Locate the lines where "Пойменное" occurs and copy them as they stand.

Extracted records
************

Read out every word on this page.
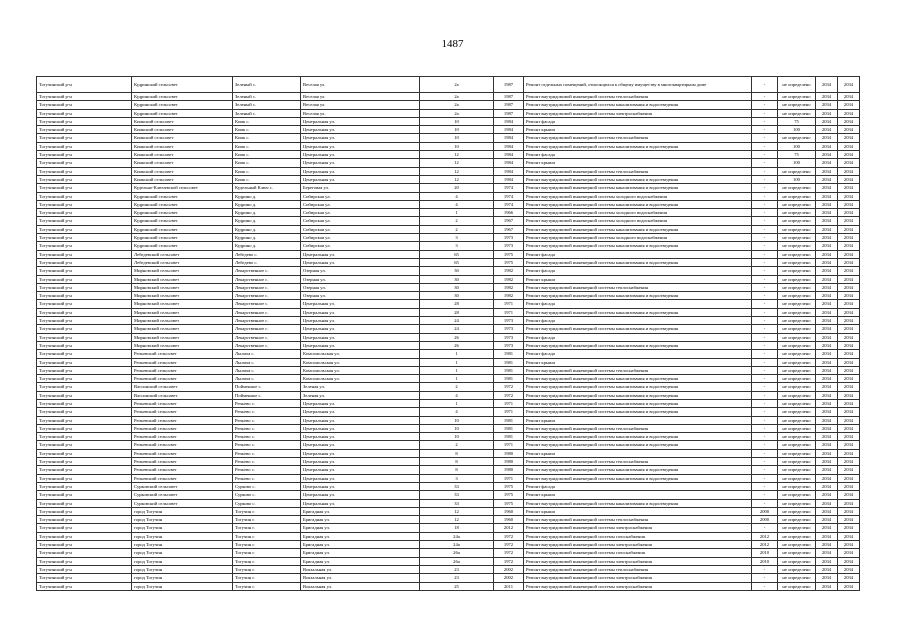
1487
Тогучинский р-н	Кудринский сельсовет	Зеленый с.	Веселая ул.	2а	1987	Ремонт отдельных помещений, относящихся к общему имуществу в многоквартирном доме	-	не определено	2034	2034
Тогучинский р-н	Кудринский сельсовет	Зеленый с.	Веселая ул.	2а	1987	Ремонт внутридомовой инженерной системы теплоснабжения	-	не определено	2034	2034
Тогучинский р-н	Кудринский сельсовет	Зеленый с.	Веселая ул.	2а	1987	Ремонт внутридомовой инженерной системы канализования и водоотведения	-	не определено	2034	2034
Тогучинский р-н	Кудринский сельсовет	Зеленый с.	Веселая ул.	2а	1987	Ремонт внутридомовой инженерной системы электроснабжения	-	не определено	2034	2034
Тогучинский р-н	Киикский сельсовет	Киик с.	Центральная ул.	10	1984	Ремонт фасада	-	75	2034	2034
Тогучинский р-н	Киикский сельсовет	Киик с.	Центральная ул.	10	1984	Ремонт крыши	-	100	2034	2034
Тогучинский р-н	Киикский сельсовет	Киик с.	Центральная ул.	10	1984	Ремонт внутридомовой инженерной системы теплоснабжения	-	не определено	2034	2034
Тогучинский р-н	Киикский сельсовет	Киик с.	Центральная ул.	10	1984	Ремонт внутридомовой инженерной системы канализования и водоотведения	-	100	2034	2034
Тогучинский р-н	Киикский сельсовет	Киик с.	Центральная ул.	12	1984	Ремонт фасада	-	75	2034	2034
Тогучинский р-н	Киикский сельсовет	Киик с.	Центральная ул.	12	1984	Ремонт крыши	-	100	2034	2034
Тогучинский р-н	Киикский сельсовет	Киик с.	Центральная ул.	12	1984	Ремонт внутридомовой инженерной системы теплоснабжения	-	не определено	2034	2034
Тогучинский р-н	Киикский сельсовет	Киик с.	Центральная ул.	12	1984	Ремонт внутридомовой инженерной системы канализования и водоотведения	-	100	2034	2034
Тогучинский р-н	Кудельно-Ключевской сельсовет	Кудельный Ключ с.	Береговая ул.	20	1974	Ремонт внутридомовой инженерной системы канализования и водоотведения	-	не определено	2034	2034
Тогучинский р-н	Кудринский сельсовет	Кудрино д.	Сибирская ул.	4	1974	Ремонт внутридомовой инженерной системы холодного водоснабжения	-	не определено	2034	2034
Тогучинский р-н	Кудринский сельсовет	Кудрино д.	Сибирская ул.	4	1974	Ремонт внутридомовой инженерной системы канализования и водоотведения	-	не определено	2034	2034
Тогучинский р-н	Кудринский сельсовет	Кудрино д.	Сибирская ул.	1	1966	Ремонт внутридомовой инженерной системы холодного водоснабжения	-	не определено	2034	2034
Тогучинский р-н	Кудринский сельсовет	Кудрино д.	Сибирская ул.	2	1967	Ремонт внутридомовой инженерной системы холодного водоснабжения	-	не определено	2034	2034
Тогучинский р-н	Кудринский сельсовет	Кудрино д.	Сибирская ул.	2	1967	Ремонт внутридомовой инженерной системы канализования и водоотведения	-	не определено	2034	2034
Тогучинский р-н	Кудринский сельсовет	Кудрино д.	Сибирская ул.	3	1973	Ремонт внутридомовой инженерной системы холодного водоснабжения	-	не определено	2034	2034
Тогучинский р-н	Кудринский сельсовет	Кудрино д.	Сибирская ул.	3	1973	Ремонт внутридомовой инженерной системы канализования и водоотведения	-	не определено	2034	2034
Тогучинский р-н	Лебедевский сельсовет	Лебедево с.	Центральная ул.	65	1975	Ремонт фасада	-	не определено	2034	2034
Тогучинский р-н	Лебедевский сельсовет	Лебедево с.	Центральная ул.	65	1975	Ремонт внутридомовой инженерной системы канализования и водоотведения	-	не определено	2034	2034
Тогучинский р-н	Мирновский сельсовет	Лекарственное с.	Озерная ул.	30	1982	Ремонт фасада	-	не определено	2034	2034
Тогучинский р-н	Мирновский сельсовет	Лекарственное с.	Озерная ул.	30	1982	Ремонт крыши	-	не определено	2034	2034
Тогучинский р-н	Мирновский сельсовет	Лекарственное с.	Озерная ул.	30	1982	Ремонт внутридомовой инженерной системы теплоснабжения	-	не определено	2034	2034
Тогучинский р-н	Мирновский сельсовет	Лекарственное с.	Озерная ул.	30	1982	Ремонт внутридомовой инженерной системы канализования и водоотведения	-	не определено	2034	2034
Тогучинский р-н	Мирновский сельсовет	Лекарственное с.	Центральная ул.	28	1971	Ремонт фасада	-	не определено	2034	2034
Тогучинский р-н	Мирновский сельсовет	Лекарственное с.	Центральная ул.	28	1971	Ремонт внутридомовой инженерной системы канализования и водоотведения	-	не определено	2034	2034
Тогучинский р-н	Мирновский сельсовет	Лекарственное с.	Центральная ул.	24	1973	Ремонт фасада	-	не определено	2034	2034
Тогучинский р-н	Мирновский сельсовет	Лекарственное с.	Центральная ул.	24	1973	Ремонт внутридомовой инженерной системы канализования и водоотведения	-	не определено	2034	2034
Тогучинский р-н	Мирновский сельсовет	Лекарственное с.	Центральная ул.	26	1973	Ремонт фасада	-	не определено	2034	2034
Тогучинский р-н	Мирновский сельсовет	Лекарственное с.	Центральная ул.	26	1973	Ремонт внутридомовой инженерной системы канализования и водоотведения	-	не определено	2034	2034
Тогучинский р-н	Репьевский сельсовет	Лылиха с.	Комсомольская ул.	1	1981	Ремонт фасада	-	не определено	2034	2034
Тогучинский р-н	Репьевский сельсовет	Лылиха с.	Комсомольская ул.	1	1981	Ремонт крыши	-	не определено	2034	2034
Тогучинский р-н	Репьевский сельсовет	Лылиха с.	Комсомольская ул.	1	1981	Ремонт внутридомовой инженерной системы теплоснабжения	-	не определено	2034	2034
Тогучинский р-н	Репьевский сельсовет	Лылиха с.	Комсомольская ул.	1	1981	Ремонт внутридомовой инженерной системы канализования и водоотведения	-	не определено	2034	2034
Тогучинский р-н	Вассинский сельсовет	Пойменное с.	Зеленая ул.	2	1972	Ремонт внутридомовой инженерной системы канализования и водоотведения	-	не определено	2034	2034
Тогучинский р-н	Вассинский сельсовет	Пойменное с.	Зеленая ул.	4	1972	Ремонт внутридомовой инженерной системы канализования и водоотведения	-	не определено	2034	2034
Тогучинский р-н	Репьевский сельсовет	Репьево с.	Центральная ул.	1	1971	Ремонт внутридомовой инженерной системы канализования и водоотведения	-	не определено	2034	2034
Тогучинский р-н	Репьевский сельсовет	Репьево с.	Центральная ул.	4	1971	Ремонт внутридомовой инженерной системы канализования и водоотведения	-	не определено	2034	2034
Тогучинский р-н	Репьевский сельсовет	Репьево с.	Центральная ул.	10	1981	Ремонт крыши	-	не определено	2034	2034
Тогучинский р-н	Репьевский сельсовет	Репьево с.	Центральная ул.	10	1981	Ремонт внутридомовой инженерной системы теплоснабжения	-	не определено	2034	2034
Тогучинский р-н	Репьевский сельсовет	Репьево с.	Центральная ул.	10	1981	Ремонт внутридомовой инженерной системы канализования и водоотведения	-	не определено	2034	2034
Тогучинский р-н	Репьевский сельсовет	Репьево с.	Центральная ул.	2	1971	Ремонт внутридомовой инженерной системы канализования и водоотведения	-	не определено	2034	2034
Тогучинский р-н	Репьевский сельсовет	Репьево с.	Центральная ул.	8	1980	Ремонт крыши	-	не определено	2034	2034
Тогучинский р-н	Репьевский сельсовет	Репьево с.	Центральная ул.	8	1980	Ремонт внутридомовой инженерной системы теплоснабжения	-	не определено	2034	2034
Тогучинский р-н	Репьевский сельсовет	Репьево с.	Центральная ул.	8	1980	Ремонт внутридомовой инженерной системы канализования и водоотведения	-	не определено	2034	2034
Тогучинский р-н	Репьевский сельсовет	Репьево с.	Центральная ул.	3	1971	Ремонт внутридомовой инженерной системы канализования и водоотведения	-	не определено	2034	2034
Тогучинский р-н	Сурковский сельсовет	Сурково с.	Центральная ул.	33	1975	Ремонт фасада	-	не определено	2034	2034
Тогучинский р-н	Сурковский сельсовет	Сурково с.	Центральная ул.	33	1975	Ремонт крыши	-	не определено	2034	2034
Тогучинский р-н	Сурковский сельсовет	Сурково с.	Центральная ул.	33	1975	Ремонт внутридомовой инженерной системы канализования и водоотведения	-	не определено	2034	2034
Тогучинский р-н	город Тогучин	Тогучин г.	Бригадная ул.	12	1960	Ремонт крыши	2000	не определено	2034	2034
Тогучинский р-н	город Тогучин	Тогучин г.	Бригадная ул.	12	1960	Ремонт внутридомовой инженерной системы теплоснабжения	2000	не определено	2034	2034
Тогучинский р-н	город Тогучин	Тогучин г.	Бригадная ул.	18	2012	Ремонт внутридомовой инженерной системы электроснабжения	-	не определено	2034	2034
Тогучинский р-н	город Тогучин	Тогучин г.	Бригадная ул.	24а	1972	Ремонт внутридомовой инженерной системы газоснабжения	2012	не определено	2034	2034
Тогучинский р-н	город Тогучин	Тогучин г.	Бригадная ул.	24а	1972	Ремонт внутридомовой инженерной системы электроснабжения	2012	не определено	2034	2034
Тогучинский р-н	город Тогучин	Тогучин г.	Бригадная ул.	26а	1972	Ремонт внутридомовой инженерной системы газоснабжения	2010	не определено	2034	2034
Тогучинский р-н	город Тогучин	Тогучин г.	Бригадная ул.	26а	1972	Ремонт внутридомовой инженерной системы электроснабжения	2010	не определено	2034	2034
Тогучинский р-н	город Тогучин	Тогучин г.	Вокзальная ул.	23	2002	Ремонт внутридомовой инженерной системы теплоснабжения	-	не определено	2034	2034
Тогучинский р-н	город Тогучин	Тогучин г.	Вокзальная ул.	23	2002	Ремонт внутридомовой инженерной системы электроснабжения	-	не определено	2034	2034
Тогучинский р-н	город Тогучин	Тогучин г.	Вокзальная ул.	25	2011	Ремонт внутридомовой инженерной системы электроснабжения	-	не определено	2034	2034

************

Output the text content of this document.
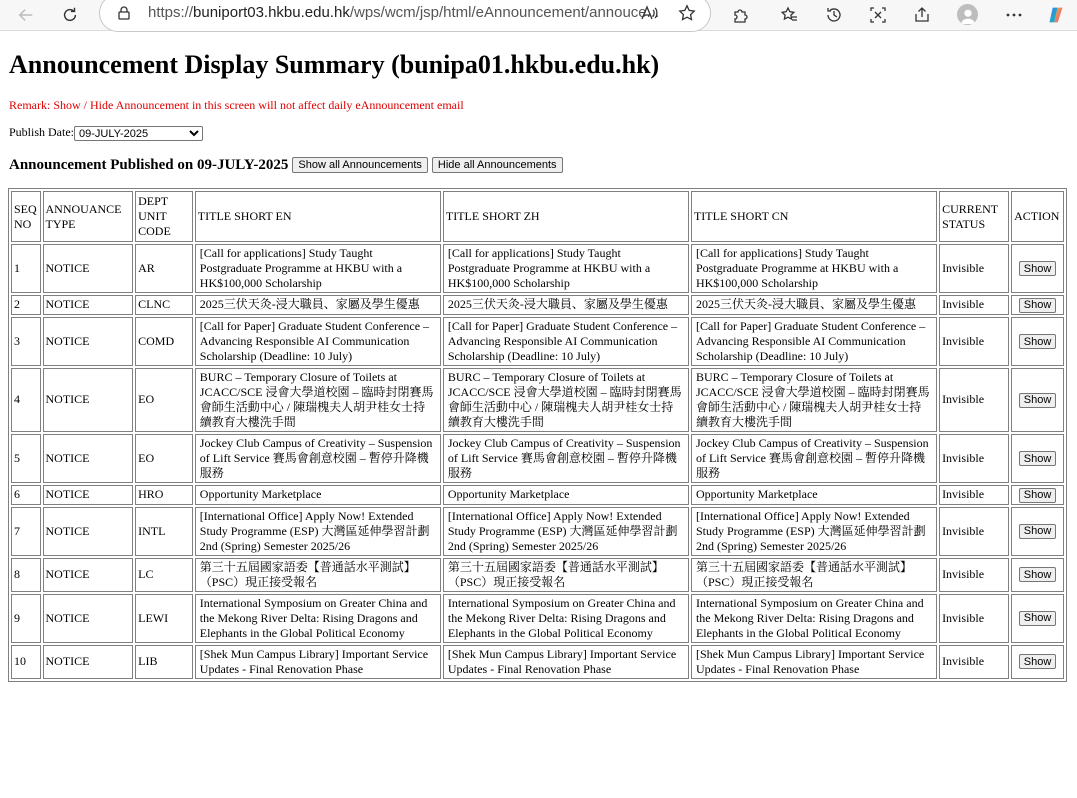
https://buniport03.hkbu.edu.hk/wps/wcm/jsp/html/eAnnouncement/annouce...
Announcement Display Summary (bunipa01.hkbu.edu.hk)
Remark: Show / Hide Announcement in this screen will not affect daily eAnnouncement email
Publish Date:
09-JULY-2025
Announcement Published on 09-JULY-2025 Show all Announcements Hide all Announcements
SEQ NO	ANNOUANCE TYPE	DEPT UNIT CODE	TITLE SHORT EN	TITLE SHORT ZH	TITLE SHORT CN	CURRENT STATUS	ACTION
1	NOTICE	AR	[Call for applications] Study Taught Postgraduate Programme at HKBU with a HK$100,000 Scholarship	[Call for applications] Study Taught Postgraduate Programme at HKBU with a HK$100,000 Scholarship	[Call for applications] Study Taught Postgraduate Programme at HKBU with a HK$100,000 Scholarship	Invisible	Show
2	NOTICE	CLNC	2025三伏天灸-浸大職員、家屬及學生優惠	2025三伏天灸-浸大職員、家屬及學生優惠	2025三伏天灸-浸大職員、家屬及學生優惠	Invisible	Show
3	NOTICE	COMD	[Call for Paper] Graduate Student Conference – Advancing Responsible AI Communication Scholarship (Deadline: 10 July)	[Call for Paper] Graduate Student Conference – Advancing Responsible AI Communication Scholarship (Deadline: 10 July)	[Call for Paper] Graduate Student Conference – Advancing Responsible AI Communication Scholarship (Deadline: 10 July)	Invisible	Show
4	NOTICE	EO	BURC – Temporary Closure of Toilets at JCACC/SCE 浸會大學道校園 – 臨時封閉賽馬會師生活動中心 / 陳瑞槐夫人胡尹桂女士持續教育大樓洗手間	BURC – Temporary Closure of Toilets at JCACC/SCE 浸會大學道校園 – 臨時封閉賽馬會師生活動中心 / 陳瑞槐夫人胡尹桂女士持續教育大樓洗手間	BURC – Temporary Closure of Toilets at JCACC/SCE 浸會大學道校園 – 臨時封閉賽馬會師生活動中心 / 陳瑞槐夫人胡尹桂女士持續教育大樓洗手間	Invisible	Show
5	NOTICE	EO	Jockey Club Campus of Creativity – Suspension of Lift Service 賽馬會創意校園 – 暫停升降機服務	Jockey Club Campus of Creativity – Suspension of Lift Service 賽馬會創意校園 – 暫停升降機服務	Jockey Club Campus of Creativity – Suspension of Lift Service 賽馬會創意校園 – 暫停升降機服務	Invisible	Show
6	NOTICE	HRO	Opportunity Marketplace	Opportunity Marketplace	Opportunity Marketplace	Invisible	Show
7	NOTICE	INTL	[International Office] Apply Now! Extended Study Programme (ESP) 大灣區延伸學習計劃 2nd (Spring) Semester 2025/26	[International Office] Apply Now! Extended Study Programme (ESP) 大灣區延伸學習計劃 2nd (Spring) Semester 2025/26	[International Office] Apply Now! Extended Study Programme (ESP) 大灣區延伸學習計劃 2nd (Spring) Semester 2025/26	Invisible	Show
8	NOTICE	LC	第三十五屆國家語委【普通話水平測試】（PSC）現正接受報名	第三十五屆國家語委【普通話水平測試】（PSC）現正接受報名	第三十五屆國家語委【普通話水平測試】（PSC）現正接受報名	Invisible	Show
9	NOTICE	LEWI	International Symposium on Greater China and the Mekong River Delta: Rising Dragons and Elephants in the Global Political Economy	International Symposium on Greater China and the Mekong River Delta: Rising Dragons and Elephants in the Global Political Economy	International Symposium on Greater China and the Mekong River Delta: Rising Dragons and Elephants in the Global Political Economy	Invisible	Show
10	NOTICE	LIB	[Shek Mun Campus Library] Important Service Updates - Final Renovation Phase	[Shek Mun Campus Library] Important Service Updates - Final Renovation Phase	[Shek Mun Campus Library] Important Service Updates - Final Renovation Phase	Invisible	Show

************

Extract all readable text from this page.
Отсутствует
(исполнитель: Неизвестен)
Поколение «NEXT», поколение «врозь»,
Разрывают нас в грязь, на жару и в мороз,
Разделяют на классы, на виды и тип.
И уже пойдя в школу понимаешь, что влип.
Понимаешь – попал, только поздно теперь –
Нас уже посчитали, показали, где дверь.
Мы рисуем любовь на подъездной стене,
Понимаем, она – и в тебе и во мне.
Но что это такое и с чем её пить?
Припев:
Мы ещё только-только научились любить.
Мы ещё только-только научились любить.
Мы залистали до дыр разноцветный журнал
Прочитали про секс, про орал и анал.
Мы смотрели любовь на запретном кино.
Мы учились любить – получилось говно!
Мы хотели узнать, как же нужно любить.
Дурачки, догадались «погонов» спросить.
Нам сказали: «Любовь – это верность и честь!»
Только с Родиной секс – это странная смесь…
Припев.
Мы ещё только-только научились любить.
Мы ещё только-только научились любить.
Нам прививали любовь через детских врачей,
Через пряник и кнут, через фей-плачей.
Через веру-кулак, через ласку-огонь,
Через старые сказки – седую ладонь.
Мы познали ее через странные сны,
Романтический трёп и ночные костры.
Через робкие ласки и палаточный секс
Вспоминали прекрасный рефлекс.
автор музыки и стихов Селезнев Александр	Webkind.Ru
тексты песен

************

• [Answer to this task]
Тогучинский р-н	Вассинский сельсовет	Пойменное с.	Зеленая ул.	2	1972	Ремонт внутридомовой инженерной системы канализования и водоотведения	-	не определено	2034	2034
Тогучинский р-н	Вассинский сельсовет	Пойменное с.	Зеленая ул.	4	1972	Ремонт внутридомовой инженерной системы канализования и водоотведения	-	не определено	2034	2034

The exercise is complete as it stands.